— Problem —
Can you print each of the lines below verbatim, with every character unchanged?

— Records for the exercise —
--------
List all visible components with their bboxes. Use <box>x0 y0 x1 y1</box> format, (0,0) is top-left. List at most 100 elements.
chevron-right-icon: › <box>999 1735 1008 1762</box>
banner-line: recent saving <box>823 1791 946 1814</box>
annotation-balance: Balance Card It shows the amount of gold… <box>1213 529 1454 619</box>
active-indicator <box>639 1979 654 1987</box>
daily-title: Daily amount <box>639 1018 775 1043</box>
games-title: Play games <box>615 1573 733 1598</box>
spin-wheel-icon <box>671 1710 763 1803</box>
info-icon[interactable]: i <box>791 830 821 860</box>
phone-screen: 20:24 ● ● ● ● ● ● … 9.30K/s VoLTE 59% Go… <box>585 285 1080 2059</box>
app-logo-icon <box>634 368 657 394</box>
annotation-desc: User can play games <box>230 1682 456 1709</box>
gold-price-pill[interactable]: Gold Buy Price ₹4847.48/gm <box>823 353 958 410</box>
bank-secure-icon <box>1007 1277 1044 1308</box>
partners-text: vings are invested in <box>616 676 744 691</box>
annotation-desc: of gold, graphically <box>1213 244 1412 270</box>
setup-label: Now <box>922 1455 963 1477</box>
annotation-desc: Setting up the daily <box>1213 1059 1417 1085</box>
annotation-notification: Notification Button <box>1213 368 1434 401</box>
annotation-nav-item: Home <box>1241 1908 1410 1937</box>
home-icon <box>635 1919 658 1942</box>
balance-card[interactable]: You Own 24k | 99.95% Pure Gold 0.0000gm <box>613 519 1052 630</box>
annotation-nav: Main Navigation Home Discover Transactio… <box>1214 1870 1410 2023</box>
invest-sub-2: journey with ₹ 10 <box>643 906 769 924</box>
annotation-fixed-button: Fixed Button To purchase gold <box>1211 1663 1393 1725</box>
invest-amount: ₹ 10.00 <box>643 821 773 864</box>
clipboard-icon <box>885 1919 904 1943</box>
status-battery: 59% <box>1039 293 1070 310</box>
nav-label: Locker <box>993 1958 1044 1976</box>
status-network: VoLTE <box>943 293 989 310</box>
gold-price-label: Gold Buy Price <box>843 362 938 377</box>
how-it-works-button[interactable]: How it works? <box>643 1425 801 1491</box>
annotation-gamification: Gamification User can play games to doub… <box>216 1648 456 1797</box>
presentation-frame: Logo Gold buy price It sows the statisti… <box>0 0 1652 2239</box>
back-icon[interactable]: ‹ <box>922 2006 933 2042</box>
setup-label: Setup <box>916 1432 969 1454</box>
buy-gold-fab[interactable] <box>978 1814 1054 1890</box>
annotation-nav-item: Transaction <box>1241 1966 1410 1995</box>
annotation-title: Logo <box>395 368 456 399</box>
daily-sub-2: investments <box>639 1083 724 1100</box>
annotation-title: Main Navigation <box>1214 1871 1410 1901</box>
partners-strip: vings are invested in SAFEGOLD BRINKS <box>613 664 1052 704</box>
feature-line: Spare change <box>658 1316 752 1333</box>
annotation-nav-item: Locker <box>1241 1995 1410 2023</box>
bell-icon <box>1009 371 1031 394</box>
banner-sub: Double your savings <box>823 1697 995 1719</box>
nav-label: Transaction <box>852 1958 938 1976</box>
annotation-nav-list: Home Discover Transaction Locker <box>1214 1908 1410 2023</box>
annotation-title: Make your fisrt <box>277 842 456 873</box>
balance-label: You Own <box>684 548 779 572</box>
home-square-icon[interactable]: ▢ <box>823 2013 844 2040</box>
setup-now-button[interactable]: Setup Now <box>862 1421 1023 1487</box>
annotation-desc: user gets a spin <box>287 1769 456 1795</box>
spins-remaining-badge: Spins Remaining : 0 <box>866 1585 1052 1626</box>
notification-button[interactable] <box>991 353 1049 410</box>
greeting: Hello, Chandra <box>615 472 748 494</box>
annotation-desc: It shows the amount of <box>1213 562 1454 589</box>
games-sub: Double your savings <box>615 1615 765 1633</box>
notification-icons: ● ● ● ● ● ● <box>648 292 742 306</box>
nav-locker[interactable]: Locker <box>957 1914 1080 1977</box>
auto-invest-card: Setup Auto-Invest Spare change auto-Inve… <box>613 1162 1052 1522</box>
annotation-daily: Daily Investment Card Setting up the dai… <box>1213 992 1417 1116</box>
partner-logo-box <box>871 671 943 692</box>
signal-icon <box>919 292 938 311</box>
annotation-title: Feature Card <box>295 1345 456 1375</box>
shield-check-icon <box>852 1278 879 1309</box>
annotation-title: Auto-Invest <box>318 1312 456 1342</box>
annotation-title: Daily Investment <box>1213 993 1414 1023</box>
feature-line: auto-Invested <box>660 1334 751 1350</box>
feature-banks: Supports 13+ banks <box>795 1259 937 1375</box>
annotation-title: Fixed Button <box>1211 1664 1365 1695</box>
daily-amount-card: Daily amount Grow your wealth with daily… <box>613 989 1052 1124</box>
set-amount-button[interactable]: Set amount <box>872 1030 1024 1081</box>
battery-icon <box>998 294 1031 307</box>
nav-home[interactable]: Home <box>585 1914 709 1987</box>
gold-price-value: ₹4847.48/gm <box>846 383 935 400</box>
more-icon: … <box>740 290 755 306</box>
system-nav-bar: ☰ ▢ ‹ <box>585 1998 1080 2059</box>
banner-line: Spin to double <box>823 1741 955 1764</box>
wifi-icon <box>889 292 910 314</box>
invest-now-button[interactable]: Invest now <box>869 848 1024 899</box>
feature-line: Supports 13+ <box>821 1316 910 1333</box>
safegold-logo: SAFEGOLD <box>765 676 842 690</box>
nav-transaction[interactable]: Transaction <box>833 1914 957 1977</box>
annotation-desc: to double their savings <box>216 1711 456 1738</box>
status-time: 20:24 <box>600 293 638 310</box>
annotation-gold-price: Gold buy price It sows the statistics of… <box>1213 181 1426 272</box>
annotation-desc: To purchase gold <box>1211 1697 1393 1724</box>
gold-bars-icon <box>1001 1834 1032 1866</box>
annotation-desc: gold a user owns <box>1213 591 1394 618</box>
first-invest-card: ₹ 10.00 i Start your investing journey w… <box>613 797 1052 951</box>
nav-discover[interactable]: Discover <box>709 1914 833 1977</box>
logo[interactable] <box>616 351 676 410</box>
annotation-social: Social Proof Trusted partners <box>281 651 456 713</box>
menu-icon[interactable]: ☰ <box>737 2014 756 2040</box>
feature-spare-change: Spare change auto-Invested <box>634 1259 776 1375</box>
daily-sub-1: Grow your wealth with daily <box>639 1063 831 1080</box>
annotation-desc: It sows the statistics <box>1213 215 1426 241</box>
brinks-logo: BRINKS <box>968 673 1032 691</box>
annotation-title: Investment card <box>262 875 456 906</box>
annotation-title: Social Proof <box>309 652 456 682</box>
--------
— Written solution —
List all visible components with their bboxes. Use <box>x0 y0 x1 y1</box> format, (0,0) is top-left. List at most 100 elements.
chevron-right-icon: › <box>999 1735 1008 1762</box>
banner-line: recent saving <box>823 1791 946 1814</box>
annotation-balance: Balance Card It shows the amount of gold… <box>1213 529 1454 619</box>
active-indicator <box>639 1979 654 1987</box>
daily-title: Daily amount <box>639 1018 775 1043</box>
games-title: Play games <box>615 1573 733 1598</box>
spin-wheel-icon <box>671 1710 763 1803</box>
info-icon[interactable]: i <box>791 830 821 860</box>
phone-screen: 20:24 ● ● ● ● ● ● … 9.30K/s VoLTE 59% Go… <box>585 285 1080 2059</box>
app-logo-icon <box>634 368 657 394</box>
annotation-desc: User can play games <box>230 1682 456 1709</box>
gold-price-pill[interactable]: Gold Buy Price ₹4847.48/gm <box>823 353 958 410</box>
bank-secure-icon <box>1007 1277 1044 1308</box>
partners-text: vings are invested in <box>616 676 744 691</box>
annotation-desc: of gold, graphically <box>1213 244 1412 270</box>
setup-label: Now <box>922 1455 963 1477</box>
annotation-desc: Setting up the daily <box>1213 1059 1417 1085</box>
annotation-notification: Notification Button <box>1213 368 1434 401</box>
annotation-nav-item: Home <box>1241 1908 1410 1937</box>
home-icon <box>635 1919 658 1942</box>
balance-card[interactable]: You Own 24k | 99.95% Pure Gold 0.0000gm <box>613 519 1052 630</box>
annotation-nav: Main Navigation Home Discover Transactio… <box>1214 1870 1410 2023</box>
invest-sub-2: journey with ₹ 10 <box>643 906 769 924</box>
annotation-fixed-button: Fixed Button To purchase gold <box>1211 1663 1393 1725</box>
invest-amount: ₹ 10.00 <box>643 821 773 864</box>
clipboard-icon <box>885 1919 904 1943</box>
status-battery: 59% <box>1039 293 1070 310</box>
nav-label: Locker <box>993 1958 1044 1976</box>
status-network: VoLTE <box>943 293 989 310</box>
gold-price-label: Gold Buy Price <box>843 362 938 377</box>
how-it-works-button[interactable]: How it works? <box>643 1425 801 1491</box>
annotation-gamification: Gamification User can play games to doub… <box>216 1648 456 1797</box>
presentation-frame: Logo Gold buy price It sows the statisti… <box>0 0 1652 2239</box>
back-icon[interactable]: ‹ <box>922 2006 933 2042</box>
setup-label: Setup <box>916 1432 969 1454</box>
buy-gold-fab[interactable] <box>978 1814 1054 1890</box>
annotation-nav-item: Transaction <box>1241 1966 1410 1995</box>
annotation-title: Logo <box>395 368 456 399</box>
daily-sub-2: investments <box>639 1083 724 1100</box>
annotation-title: Main Navigation <box>1214 1871 1410 1901</box>
partners-strip: vings are invested in SAFEGOLD BRINKS <box>613 664 1052 704</box>
feature-line: Spare change <box>658 1316 752 1333</box>
annotation-nav-item: Locker <box>1241 1995 1410 2023</box>
bell-icon <box>1009 371 1031 394</box>
banner-sub: Double your savings <box>823 1697 995 1719</box>
nav-label: Transaction <box>852 1958 938 1976</box>
annotation-nav-list: Home Discover Transaction Locker <box>1214 1908 1410 2023</box>
annotation-title: Make your fisrt <box>277 842 456 873</box>
balance-label: You Own <box>684 548 779 572</box>
home-square-icon[interactable]: ▢ <box>823 2013 844 2040</box>
setup-now-button[interactable]: Setup Now <box>862 1421 1023 1487</box>
annotation-desc: user gets a spin <box>287 1769 456 1795</box>
spins-remaining-badge: Spins Remaining : 0 <box>866 1585 1052 1626</box>
notification-button[interactable] <box>991 353 1049 410</box>
greeting: Hello, Chandra <box>615 472 748 494</box>
annotation-desc: It shows the amount of <box>1213 562 1454 589</box>
games-sub: Double your savings <box>615 1615 765 1633</box>
notification-icons: ● ● ● ● ● ● <box>648 292 742 306</box>
nav-locker[interactable]: Locker <box>957 1914 1080 1977</box>
auto-invest-card: Setup Auto-Invest Spare change auto-Inve… <box>613 1162 1052 1522</box>
annotation-daily: Daily Investment Card Setting up the dai… <box>1213 992 1417 1116</box>
partner-logo-box <box>871 671 943 692</box>
signal-icon <box>919 292 938 311</box>
annotation-title: Feature Card <box>295 1345 456 1375</box>
shield-check-icon <box>852 1278 879 1309</box>
annotation-title: Auto-Invest <box>318 1312 456 1342</box>
annotation-title: Daily Investment <box>1213 993 1414 1023</box>
feature-line: auto-Invested <box>660 1334 751 1350</box>
feature-banks: Supports 13+ banks <box>795 1259 937 1375</box>
annotation-title: Fixed Button <box>1211 1664 1365 1695</box>
daily-amount-card: Daily amount Grow your wealth with daily… <box>613 989 1052 1124</box>
set-amount-button[interactable]: Set amount <box>872 1030 1024 1081</box>
battery-icon <box>998 294 1031 307</box>
nav-home[interactable]: Home <box>585 1914 709 1987</box>
gold-price-value: ₹4847.48/gm <box>846 383 935 400</box>
more-icon: … <box>740 290 755 306</box>
system-nav-bar: ☰ ▢ ‹ <box>585 1998 1080 2059</box>
banner-line: Spin to double <box>823 1741 955 1764</box>
wifi-icon <box>889 292 910 314</box>
invest-now-button[interactable]: Invest now <box>869 848 1024 899</box>
feature-line: Supports 13+ <box>821 1316 910 1333</box>
safegold-logo: SAFEGOLD <box>765 676 842 690</box>
nav-transaction[interactable]: Transaction <box>833 1914 957 1977</box>
annotation-desc: to double their savings <box>216 1711 456 1738</box>
status-time: 20:24 <box>600 293 638 310</box>
annotation-gold-price: Gold buy price It sows the statistics of… <box>1213 181 1426 272</box>
annotation-desc: To purchase gold <box>1211 1697 1393 1724</box>
gold-bars-icon <box>1001 1834 1032 1866</box>
annotation-desc: gold a user owns <box>1213 591 1394 618</box>
first-invest-card: ₹ 10.00 i Start your investing journey w… <box>613 797 1052 951</box>
nav-discover[interactable]: Discover <box>709 1914 833 1977</box>
logo[interactable] <box>616 351 676 410</box>
annotation-social: Social Proof Trusted partners <box>281 651 456 713</box>
menu-icon[interactable]: ☰ <box>737 2014 756 2040</box>
feature-spare-change: Spare change auto-Invested <box>634 1259 776 1375</box>
daily-sub-1: Grow your wealth with daily <box>639 1063 831 1080</box>
annotation-desc: It sows the statistics <box>1213 215 1426 241</box>
brinks-logo: BRINKS <box>968 673 1032 691</box>
annotation-title: Investment card <box>262 875 456 906</box>
annotation-title: Social Proof <box>309 652 456 682</box>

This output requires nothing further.